Прокомментируем письмо Давидовичу. Изъятие вещей из социальной и ритуальной жизни приводило к тому, что вещи теряли свой прежний статус внутри сообщества и могли быть даже уничтожены. Но как только в этот процесс «естественного» забвения включались колониальные власти в лице Академии наук, то престиж и значение этих коллекций немедленно возрастали. Перемещение этих бывших ритуальных предметов в центральный музей, вероятно, рассматривалось как их полная утрата или, по крайней мере, потеря контроля над ними. При этом активисты ойротской государственности, такие как Сары-Сеп Конзычаков, использовали встречный и столь же бюрократический прием, идя на союз с государством и отправляя официальные письма на имя Академии наук. Со своей стороны Данилин действует точно так же, заявляя, что, во-первых, вещи - отличные (с точки зрения этнографа), а значит, должны храниться в МАЭ, а во-вторых, новая экспедиция будет нерациональной, «с государственной точки зрения».
Эти перемещения вещей между отдельными лицами, сельским амбаром, местными музеями и музеями АН показывают, как в каждом из случаев происходит наделение вещей новыми и новыми смыслами, а также как они выступают уже в форме материализованных атрибутов алтайской суверенности (ср. с историей архива Анохина, затронутой выше). В этом отношении контекст «культурной революции» в регионе в форме борьбы с шаманством оказывается вдвойне интересным: это и форма уничтожения материального прошлого на местах, и форма конструирования идеального образа шаманизма внутри музеев. Небольшие тексты на обрывках бумаги или на оборотах использованных документах, как приведенное выше письмо Данилина, позволяют заново описать (или даже переписать) историю коллекций, одна из которых, согласно описи, была куплена Данилиным и Каруновской в ходе экспедиции 1929 г.

ЗАДАНИЯ
1. Ответьте по отрывку о коллекциях на три вопроса:
(a) Какой прием использовали активисты ойротской государственности, такие как Сары-Сеп Конзычаков?
(b) Какие два довода приводит Данилин?
(c) В ходе экспедиции какого года, согласно описи, Данилин и Каруновская купили одну из коллекций?
2. Изложите отрывок о коллекциях в двух предложениях.
3. Продолжите отрывок о коллекциях с того места, на котором он заканчивается.
Материал для работы не понадобится.

МАТЕРИАЛ
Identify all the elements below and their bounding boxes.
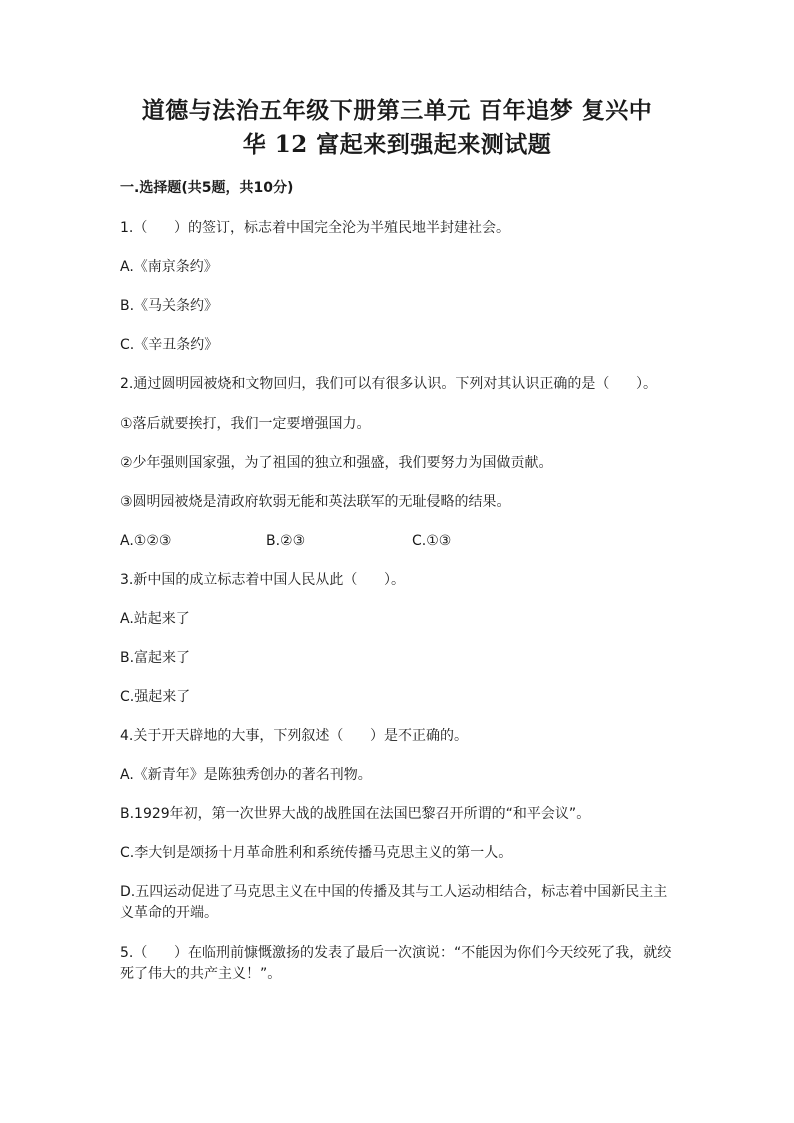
option-b: B.《马关条约》	[120, 298, 219, 314]
question-2	[120, 374, 674, 551]
question-stem: 1.（ ）的签订，标志着中国完全沦为半殖民地半封建社会。	[120, 220, 511, 236]
document-title	[120, 94, 674, 162]
question-3	[120, 570, 674, 707]
statement-1: ①落后就要挨打，我们一定要增强国力。	[120, 416, 371, 432]
statement-2: ②少年强则国家强，为了祖国的独立和强盛，我们要努力为国做贡献。	[120, 455, 553, 471]
question-stem: 2.通过圆明园被烧和文物回归，我们可以有很多认识。下列对其认识正确的是（ ）。	[120, 376, 658, 392]
question-stem: 3.新中国的成立标志着中国人民从此（ ）。	[120, 572, 406, 588]
option-a: A.《新青年》是陈独秀创办的著名刊物。	[120, 767, 372, 783]
option-a: A.站起来了	[120, 611, 190, 627]
title-line-1: 道德与法治五年级下册第三单元 百年追梦 复兴中	[141, 97, 653, 124]
option-row	[120, 531, 674, 551]
title-line-2: 华 12 富起来到强起来测试题	[242, 131, 552, 158]
question-5	[120, 943, 674, 985]
option-b: B.富起来了	[120, 650, 191, 666]
question-4	[120, 726, 674, 924]
option-c: C.李大钊是颂扬十月革命胜利和系统传播马克思主义的第一人。	[120, 845, 513, 861]
statement-3: ③圆明园被烧是清政府软弱无能和英法联军的无耻侵略的结果。	[120, 494, 511, 510]
option-c: C.①③	[412, 533, 452, 549]
section-heading: 一.选择题(共5题，共10分)	[120, 180, 294, 196]
question-stem: 5.（ ）在临刑前慷慨激扬的发表了最后一次演说：“不能因为你们今天绞死了我，就绞死了伟大的共产主义！”。	[120, 945, 672, 982]
option-d: D.五四运动促进了马克思主义在中国的传播及其与工人运动相结合，标志着中国新民主主义革命的开端。	[120, 884, 668, 921]
option-a: A.①②③	[120, 533, 172, 549]
option-c: C.强起来了	[120, 689, 191, 705]
question-1	[120, 218, 674, 355]
option-b: B.1929年初，第一次世界大战的战胜国在法国巴黎召开所谓的“和平会议”。	[120, 806, 591, 822]
question-stem: 4.关于开天辟地的大事，下列叙述（ ）是不正确的。	[120, 728, 469, 744]
option-b: B.②③	[266, 533, 306, 549]
option-a: A.《南京条约》	[120, 259, 218, 275]
option-c: C.《辛丑条约》	[120, 337, 219, 353]
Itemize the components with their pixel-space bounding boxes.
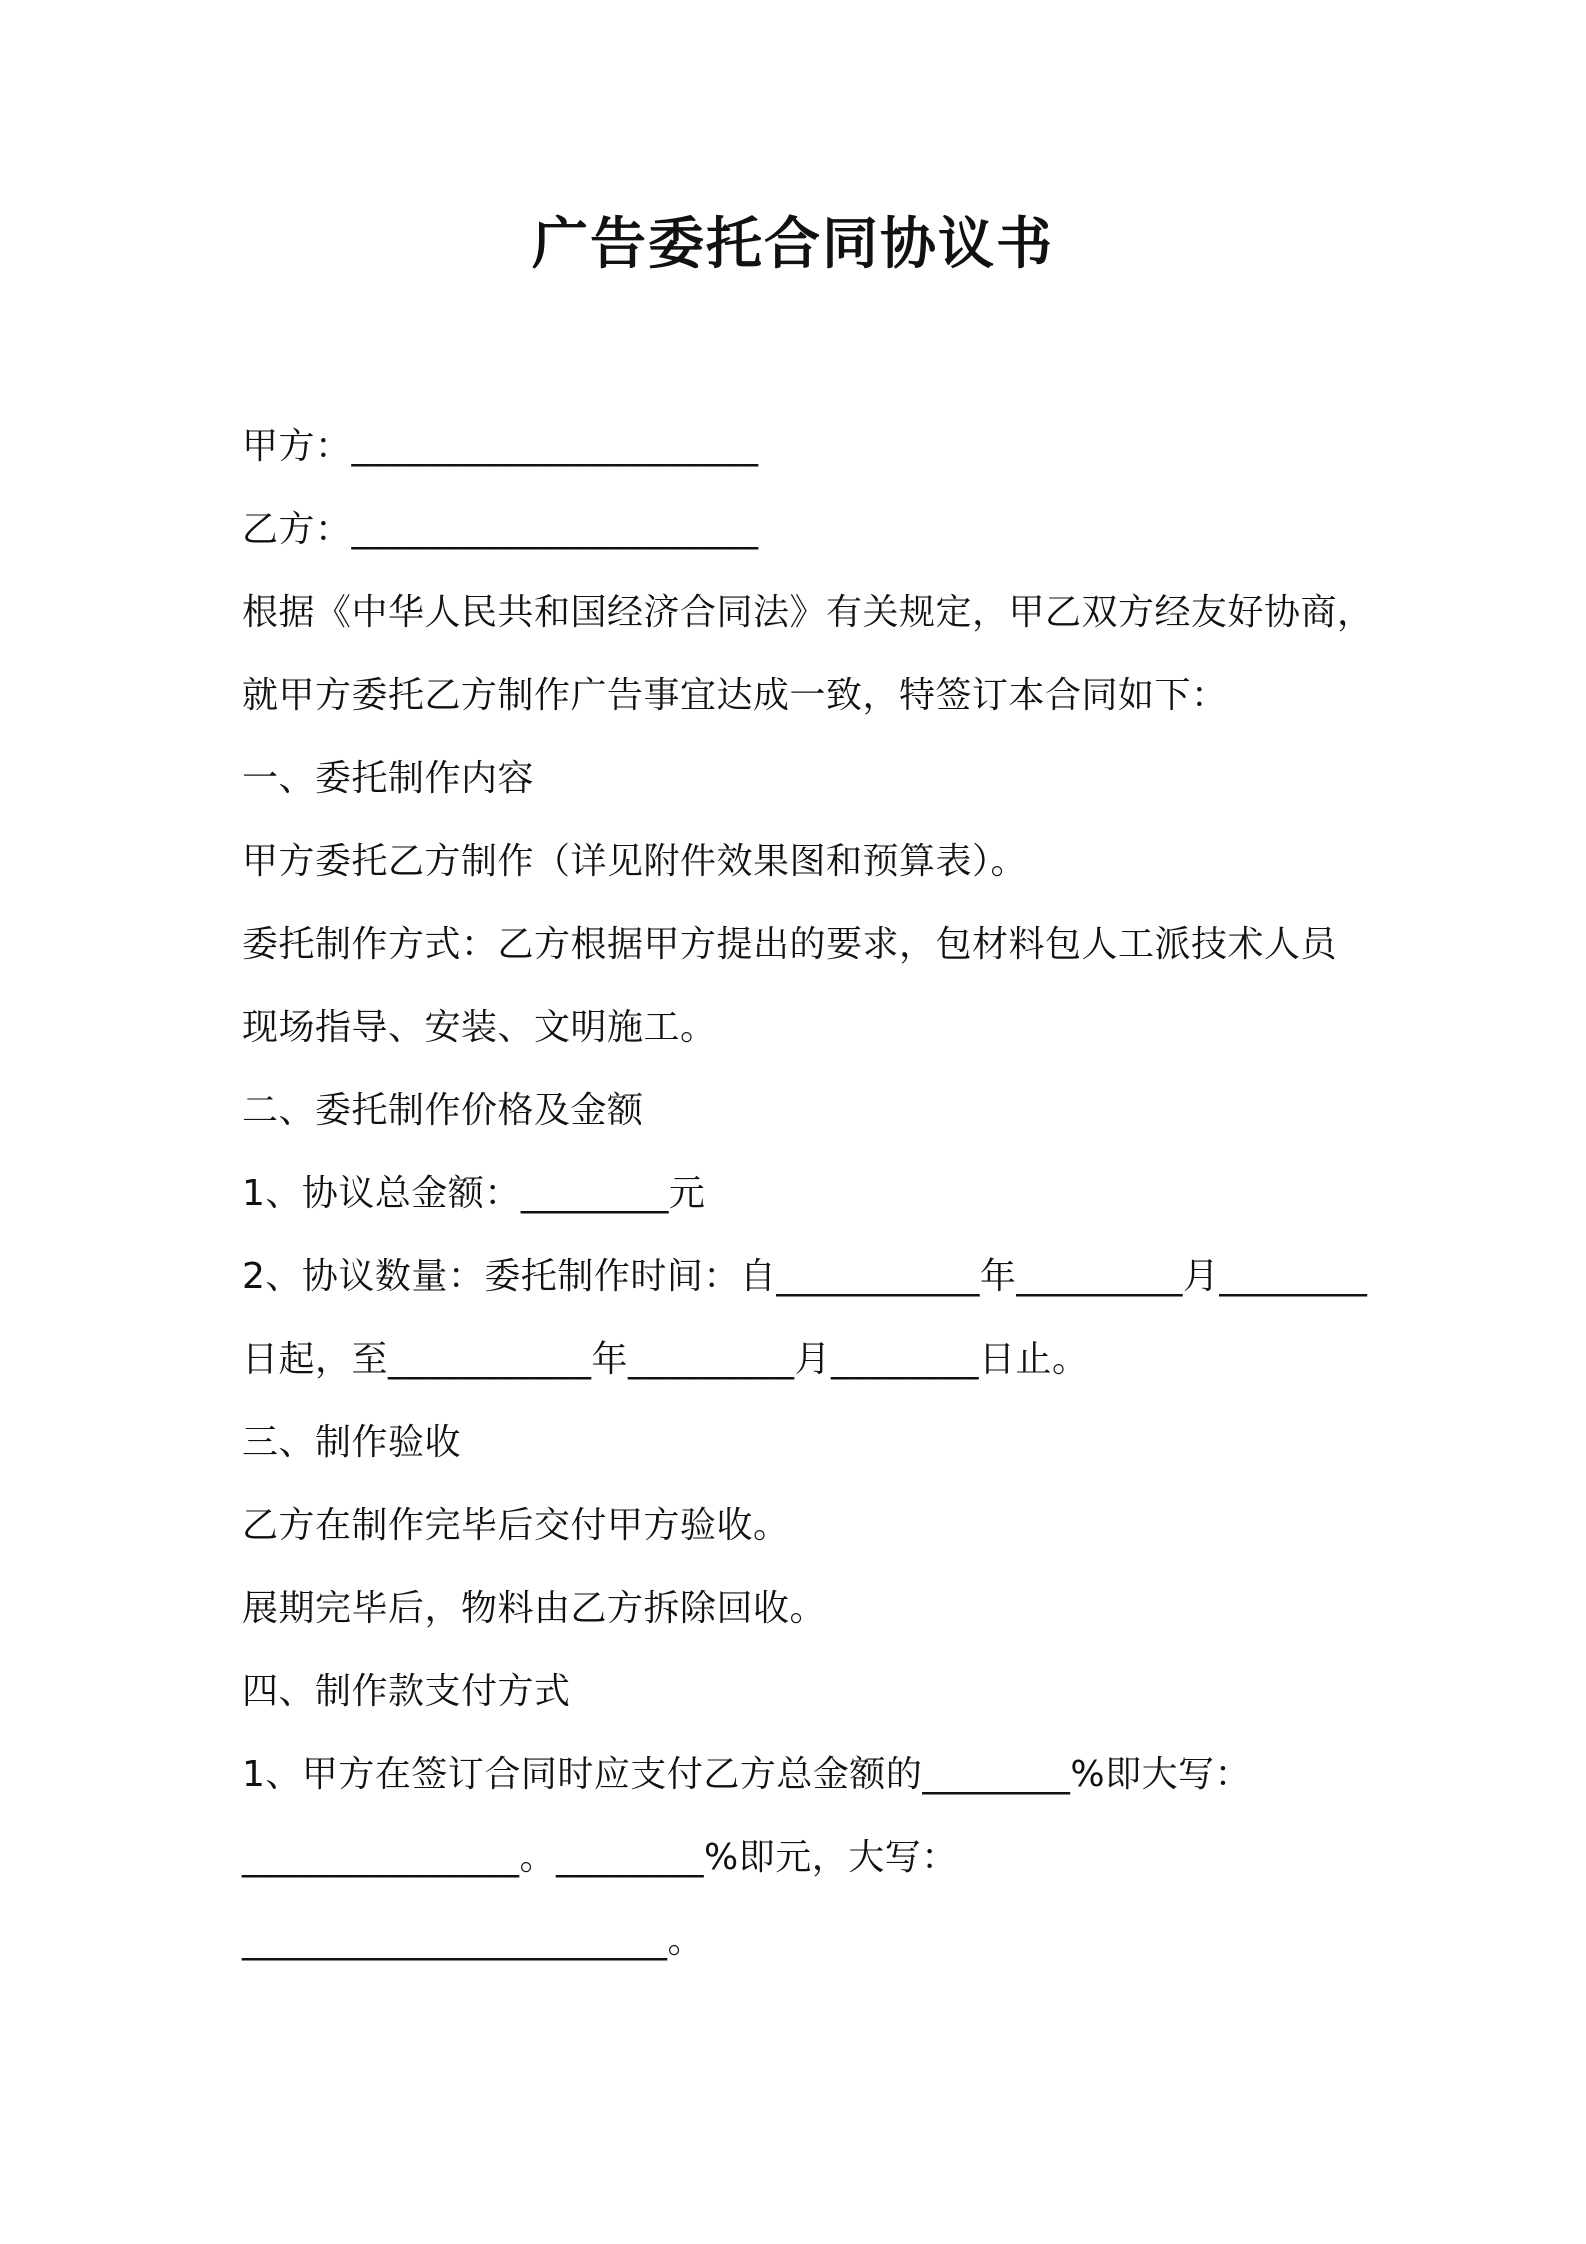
section-heading-4: 四、制作款支付方式 bbox=[242, 1671, 571, 1712]
document-title: 广告委托合同协议书 bbox=[532, 212, 1054, 277]
party-a-line: 甲方：______________________ bbox=[242, 426, 759, 467]
paragraph-line: _______________________。 bbox=[242, 1920, 704, 1961]
paragraph-line: 1、甲方在签订合同时应支付乙方总金额的________%即大写： bbox=[242, 1754, 1252, 1795]
paragraph-line: 展期完毕后，物料由乙方拆除回收。 bbox=[242, 1588, 827, 1629]
section-heading-1: 一、委托制作内容 bbox=[242, 758, 535, 799]
section-heading-2: 二、委托制作价格及金额 bbox=[242, 1090, 644, 1131]
paragraph-line: 现场指导、安装、文明施工。 bbox=[242, 1007, 717, 1048]
paragraph-line: 1、协议总金额：________元 bbox=[242, 1173, 706, 1214]
paragraph-line: 日起，至___________年_________月________日止。 bbox=[242, 1339, 1089, 1380]
paragraph-line: 乙方在制作完毕后交付甲方验收。 bbox=[242, 1505, 790, 1546]
preamble-line-1: 根据《中华人民共和国经济合同法》有关规定，甲乙双方经友好协商， bbox=[242, 592, 1374, 633]
preamble-line-2: 就甲方委托乙方制作广告事宜达成一致，特签订本合同如下： bbox=[242, 675, 1228, 716]
party-b-line: 乙方：______________________ bbox=[242, 509, 759, 550]
section-heading-3: 三、制作验收 bbox=[242, 1422, 462, 1463]
paragraph-line: 委托制作方式：乙方根据甲方提出的要求，包材料包人工派技术人员 bbox=[242, 924, 1338, 965]
paragraph-line: _______________。________%即元，大写： bbox=[242, 1837, 958, 1878]
paragraph-line: 2、协议数量：委托制作时间：自___________年_________月________ bbox=[242, 1256, 1368, 1297]
document-body bbox=[242, 405, 1374, 1982]
paragraph-line: 甲方委托乙方制作（详见附件效果图和预算表）。 bbox=[242, 841, 1028, 882]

ОТВЕТЫ К ЗАДАНИЯМ
1.
(a) Они шли на союз с государством и отправляли официальные письма на имя Академии наук.
(b) Во-первых, вещи отличные с точки зрения этнографа и поэтому должны храниться в МАЭ. Во-вторых, новая экспедиция будет нерациональной «с государственной точки зрения».
(c) В ходе экспедиции 1929 г.

2. Когда в «естественное» забвение изъятых из обихода ритуальных вещей вмешивались колониальные власти в лице Академии наук, престиж этих коллекций немедленно возрастал, а активисты ойротской государственности и Данилин одинаково прибегали к бюрократическим приемам. Перемещения вещей между людьми, сельским амбаром и музеями наделяли их новыми смыслами, а борьба с шаманством одновременно уничтожала материальное прошлое на местах и конструировала идеальный образ шаманизма в музеях.

3.
Magnum Opus
Когда смотришь на папки с личными документами Данилина, на его многочисленные отчеты, рукописи и письма, которые разбросаны по десяткам архивов, то кажется совершенно невозможным обозреть это наследие. Дневники Данилина позволяют понять, что происходило с человеком на протяжении более 20 лет в межвоенный период. Наряду с его любовью к музыке, театру и музеям, мы в этой части статьи хотели бы обратиться к истории его главной книги - «Бурханизм» (1993). Вероятнее всего, Данилин задумал исследование на эту тему сразу после первой поездки на Алтай в 1927 г., так как уже в экспедиции 1928 г. он активно собирает материалы по теме: записывает фольклор, устную историю, делает множество фотографий и начинает необычный для
советской этнографии проект - приглашение к самозаписи устной истории бывших участников движения - ]арлыкчылар. На основании этого материала, а также работы с опубликованными и некоторыми архивными данными он пишет кандидатскую диссертацию, которую потом планирует издать как отдельную книгу. В силу разных причин эта книга будет издана только в 1993 г. в Горно-Алтайске. Историю борьбы за издание этой книги частично описала В. П. Дьяконова в своём предисловии (Дьяконова 1993).
В настоящей части мы остановимся на двух сюжетах, связанных с историей «Бурханизма». Первый - описание метода, которому следовал А. Г. Данилин при написании своей книги, и второй - история политической борьбы возле этой книги.
Данилин и Каруновская приезжают на Алтай, когда пик бурханист-ского движения уже сошел. Первым этнографическим сведениям, записанным миссионерами, а также некоторыми этнографами, такими как Дмитрий Александрович Клеменц, было около 20 лет. Имея общие представления, что все-таки случилось на Алтае в 1904 г., Данилин выбирает стратегию описания бурханизма исходя из трех основных моментов -социальной истории движения, биографий активистов, а также ритуальных действий и предметов.
Первоначальный план книги / диссертации должен был быть следующим:
I глава. Степень изучения бурханизма.
II глава. Социально-экономические причины возникновения бурханизма.
III глава. Сказания о пришествии освободителя.
IV глава. Самозванцы.
V глава. Возникновение и первые этапы бурханизма.
VI глава. Бурханизм в годы Первой мировой войны.
VII глава. Бурханизм с 1917 г. до наших дней.
VIII глава. Культ бурханистов.
IX глава. Культурные места и моления в Усть-Канском аймаке.
X глава. Онгудайский аймак.
XI глава. Шебалинский аймак.
XII глава. Цикл молений.
XIII глава. Свадебные и другие обряды бурханистов.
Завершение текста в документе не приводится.